# INPUT ROWS:
##########

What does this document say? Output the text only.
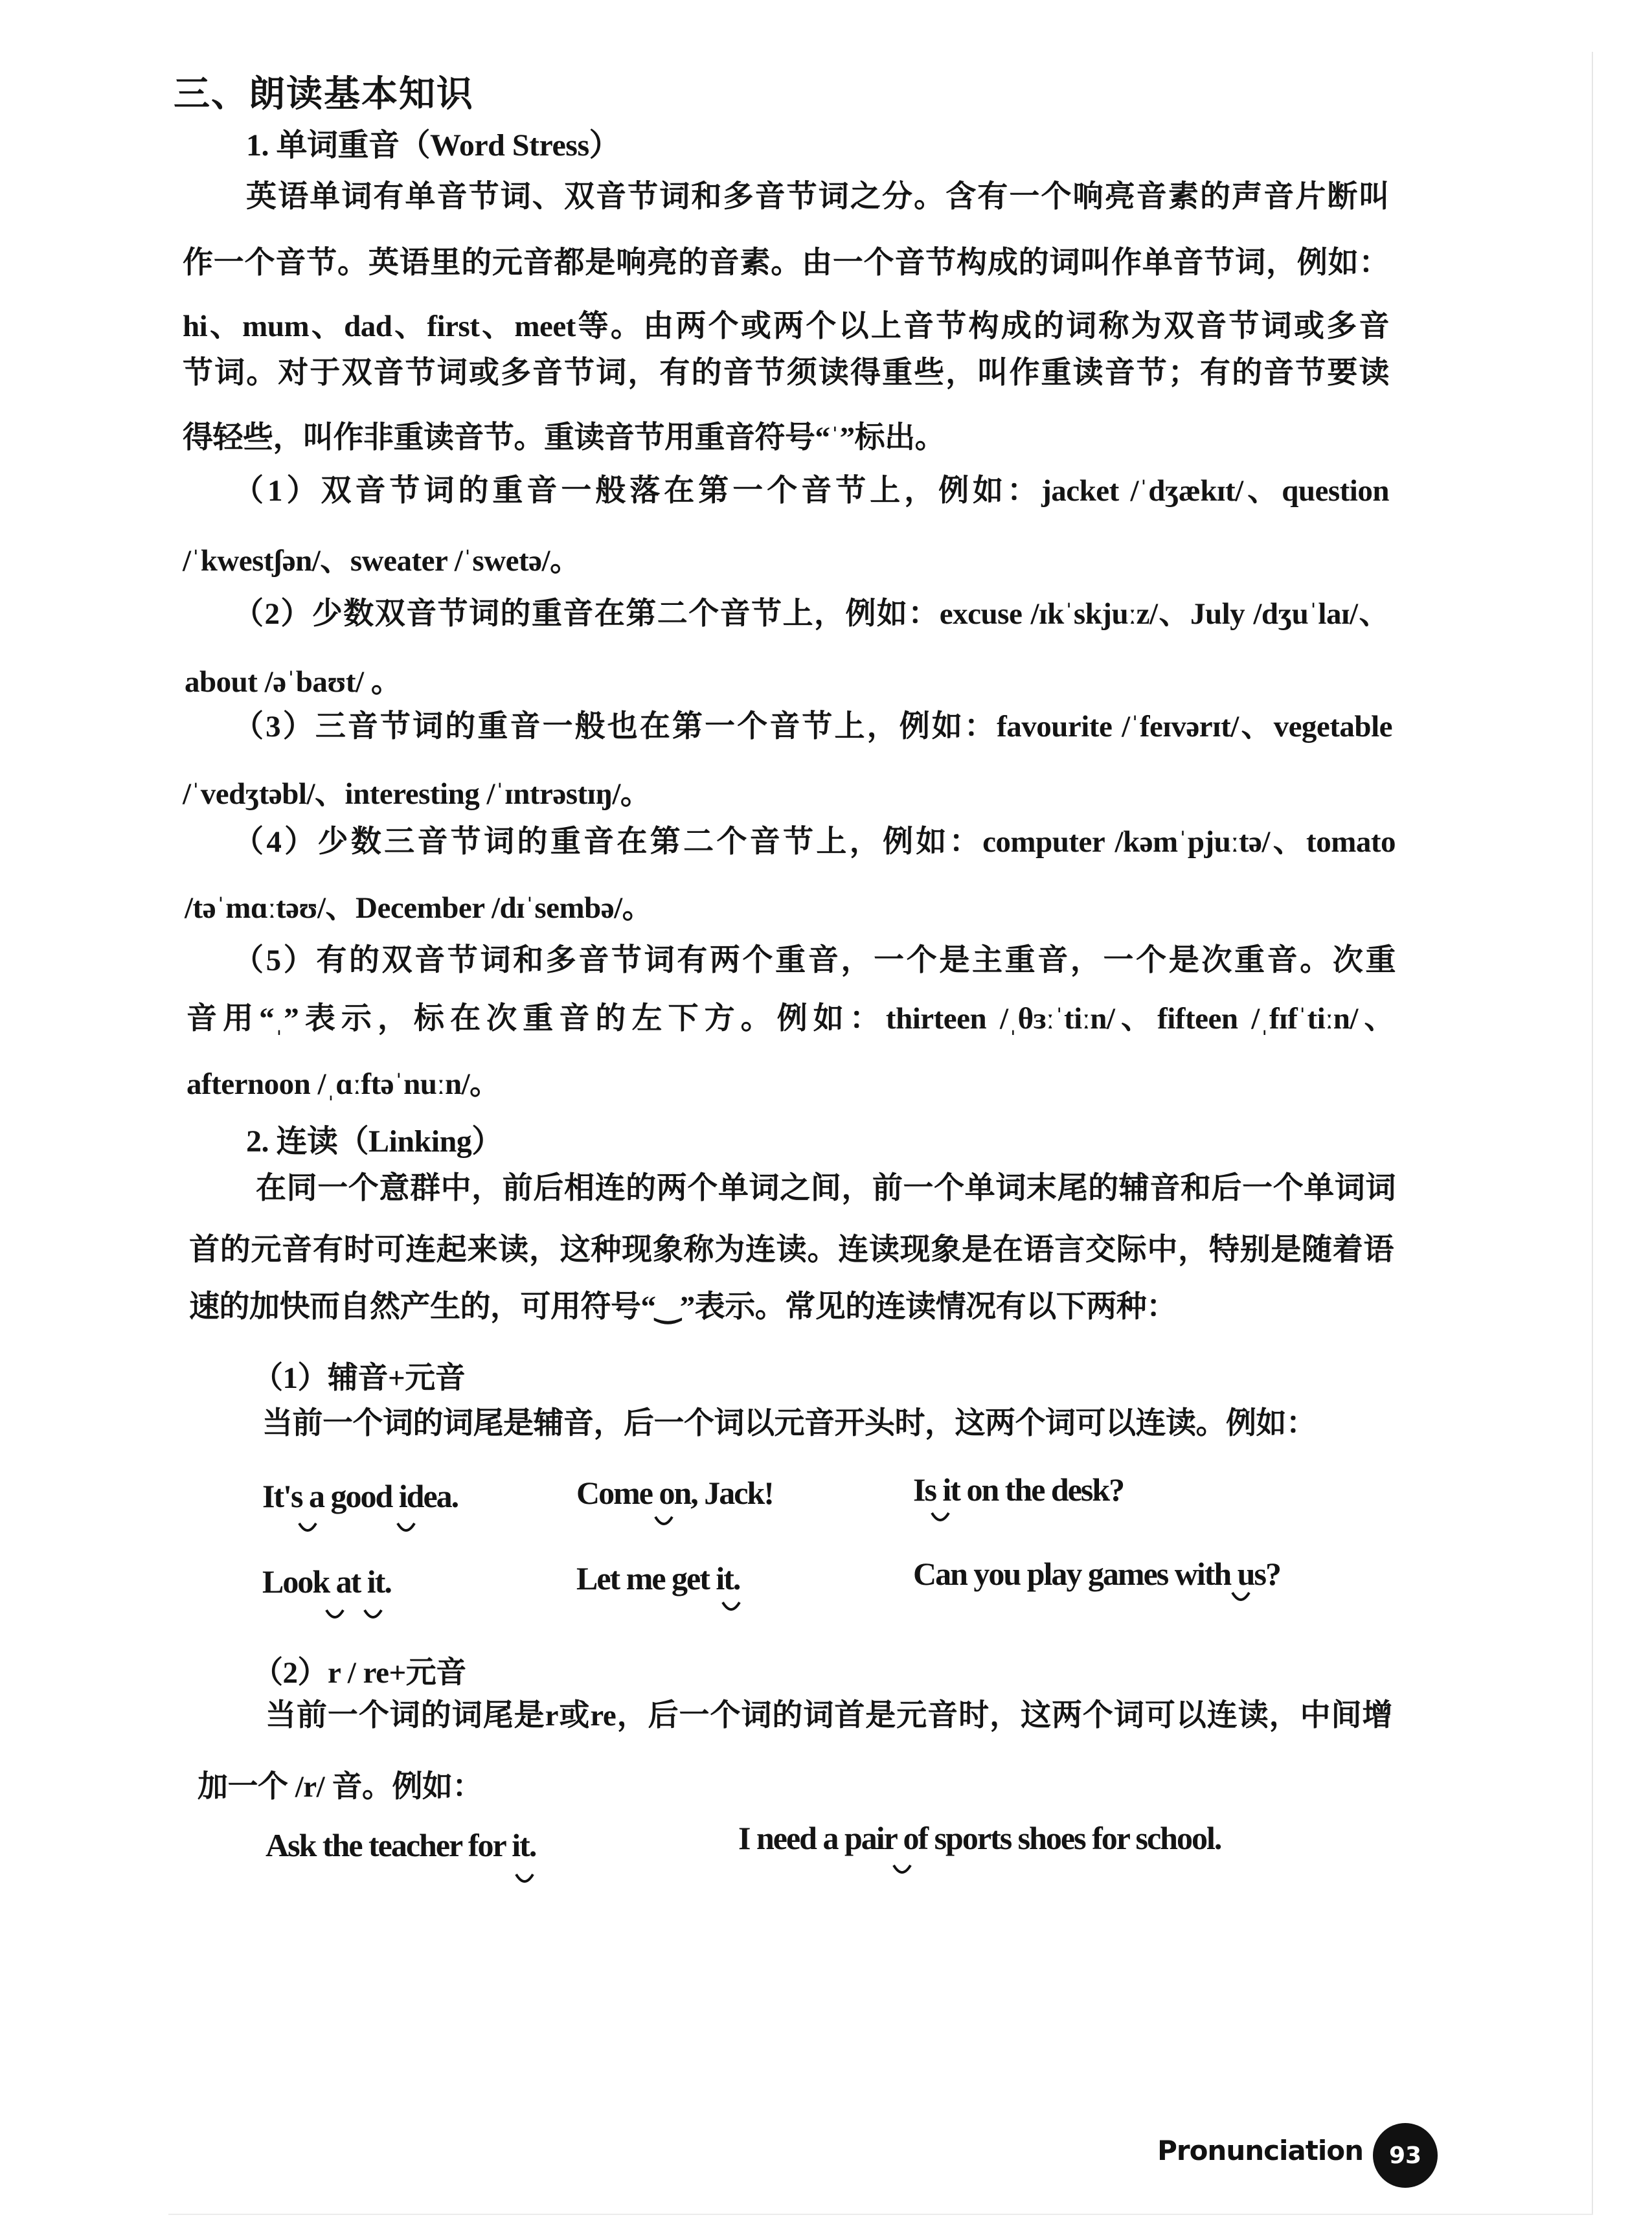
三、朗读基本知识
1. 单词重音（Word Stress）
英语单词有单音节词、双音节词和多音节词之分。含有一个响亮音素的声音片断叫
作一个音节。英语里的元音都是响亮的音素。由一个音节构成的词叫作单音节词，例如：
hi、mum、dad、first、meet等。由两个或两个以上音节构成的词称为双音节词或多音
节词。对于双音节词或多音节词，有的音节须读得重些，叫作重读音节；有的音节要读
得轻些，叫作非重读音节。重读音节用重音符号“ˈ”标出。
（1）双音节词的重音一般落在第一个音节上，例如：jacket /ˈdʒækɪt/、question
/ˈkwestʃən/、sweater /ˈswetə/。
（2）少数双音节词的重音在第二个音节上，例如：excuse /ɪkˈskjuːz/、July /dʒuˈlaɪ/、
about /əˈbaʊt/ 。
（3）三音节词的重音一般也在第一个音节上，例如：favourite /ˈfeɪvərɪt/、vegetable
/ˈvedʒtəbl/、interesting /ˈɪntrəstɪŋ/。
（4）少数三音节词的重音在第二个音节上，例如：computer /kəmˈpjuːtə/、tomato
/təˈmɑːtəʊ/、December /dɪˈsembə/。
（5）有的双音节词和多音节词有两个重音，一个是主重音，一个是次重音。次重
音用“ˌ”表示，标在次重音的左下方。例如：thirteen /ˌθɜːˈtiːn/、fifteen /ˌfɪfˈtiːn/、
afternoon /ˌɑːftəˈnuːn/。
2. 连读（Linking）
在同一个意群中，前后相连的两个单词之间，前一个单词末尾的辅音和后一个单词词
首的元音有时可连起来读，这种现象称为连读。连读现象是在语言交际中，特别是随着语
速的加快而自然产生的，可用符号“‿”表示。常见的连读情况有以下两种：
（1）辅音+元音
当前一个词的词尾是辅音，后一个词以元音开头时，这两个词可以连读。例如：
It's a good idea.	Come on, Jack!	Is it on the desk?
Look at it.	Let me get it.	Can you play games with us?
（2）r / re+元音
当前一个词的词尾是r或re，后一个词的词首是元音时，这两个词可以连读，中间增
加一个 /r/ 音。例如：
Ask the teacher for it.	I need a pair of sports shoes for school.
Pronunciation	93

##########

# WHAT YOU NEED TO DO:
Copy out each line in the preceding records that contains "这两个词可以连读".

# ANSWER FOR THIS EXERCISE:
当前一个词的词尾是辅音，后一个词以元音开头时，这两个词可以连读。例如：
当前一个词的词尾是r或re，后一个词的词首是元音时，这两个词可以连读，中间增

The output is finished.